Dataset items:
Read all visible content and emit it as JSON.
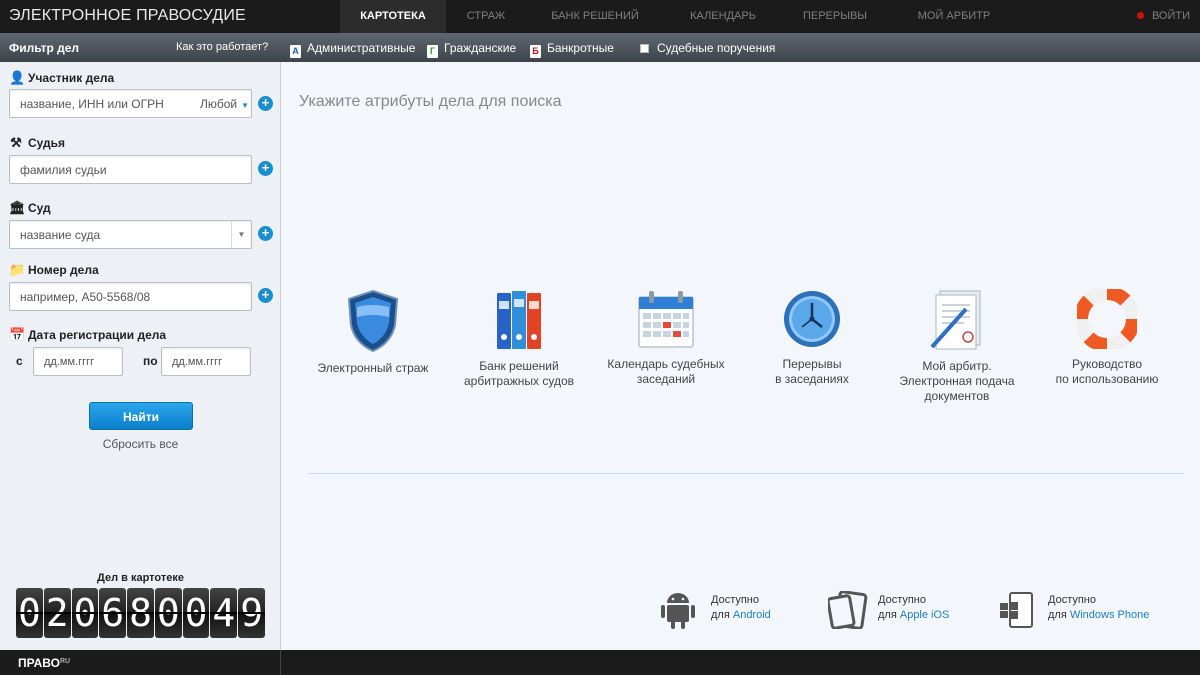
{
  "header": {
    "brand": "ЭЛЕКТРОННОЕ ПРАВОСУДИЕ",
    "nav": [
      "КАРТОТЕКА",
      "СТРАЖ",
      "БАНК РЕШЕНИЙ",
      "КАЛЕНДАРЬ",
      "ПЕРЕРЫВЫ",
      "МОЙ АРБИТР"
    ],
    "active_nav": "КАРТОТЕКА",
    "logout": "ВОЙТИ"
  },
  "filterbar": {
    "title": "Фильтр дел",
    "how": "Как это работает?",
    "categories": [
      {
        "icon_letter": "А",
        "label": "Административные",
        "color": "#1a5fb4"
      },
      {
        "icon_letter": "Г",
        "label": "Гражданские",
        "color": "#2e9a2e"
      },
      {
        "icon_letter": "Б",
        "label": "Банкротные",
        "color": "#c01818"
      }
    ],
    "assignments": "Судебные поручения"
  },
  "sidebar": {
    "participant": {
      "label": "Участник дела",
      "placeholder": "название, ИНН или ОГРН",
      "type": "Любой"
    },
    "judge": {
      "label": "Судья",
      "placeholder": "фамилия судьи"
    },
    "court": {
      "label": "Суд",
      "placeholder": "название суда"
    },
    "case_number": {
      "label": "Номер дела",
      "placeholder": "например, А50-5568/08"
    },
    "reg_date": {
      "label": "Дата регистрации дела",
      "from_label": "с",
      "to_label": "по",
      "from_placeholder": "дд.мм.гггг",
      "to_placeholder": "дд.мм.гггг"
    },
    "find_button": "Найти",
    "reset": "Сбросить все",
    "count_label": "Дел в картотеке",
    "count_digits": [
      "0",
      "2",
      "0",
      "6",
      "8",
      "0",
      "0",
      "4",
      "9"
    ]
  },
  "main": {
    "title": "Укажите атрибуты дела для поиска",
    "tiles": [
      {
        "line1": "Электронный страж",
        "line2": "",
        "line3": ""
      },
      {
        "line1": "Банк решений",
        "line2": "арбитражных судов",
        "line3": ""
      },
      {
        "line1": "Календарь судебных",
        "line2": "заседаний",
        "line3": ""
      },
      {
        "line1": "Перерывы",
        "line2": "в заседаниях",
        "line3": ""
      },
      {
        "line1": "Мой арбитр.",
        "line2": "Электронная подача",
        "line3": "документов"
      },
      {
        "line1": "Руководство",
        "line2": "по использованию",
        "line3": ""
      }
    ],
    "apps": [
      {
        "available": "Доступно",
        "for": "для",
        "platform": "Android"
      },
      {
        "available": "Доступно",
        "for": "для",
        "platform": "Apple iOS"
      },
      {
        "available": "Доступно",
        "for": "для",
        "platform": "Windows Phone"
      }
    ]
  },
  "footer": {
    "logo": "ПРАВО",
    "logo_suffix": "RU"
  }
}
* * *
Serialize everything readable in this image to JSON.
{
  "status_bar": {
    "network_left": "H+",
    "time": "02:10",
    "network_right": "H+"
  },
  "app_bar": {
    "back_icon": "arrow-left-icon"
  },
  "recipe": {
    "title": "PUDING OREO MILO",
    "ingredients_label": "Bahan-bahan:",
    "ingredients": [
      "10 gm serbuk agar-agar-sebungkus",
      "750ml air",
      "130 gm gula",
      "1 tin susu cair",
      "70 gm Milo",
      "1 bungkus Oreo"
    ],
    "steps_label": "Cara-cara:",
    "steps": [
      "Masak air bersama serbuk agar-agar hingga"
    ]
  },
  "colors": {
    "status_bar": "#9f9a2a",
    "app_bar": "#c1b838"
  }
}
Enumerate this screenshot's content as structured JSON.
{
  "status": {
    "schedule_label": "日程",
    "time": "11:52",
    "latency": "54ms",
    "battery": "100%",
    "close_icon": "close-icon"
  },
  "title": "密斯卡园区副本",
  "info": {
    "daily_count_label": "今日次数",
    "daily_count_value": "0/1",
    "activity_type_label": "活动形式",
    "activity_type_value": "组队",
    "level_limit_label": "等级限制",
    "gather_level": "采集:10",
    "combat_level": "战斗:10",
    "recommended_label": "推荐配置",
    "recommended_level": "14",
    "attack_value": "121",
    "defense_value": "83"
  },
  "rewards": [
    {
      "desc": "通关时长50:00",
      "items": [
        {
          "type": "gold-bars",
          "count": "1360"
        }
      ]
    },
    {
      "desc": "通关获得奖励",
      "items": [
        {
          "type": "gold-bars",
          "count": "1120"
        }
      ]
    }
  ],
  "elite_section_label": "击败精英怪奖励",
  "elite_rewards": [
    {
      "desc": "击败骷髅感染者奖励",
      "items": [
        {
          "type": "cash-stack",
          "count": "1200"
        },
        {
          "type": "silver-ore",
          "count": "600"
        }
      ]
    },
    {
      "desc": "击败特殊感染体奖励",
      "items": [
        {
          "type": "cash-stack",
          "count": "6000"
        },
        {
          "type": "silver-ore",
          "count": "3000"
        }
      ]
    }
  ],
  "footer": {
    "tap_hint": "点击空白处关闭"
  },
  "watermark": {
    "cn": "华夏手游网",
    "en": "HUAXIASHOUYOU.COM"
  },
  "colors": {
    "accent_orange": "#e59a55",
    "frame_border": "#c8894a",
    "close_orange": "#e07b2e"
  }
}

What you should do:
Scan the material line by line and report each one that contains "this".

Problem solution:
Serialize everything readable in this image to JSON.
Enumerate this screenshot's content as structured JSON.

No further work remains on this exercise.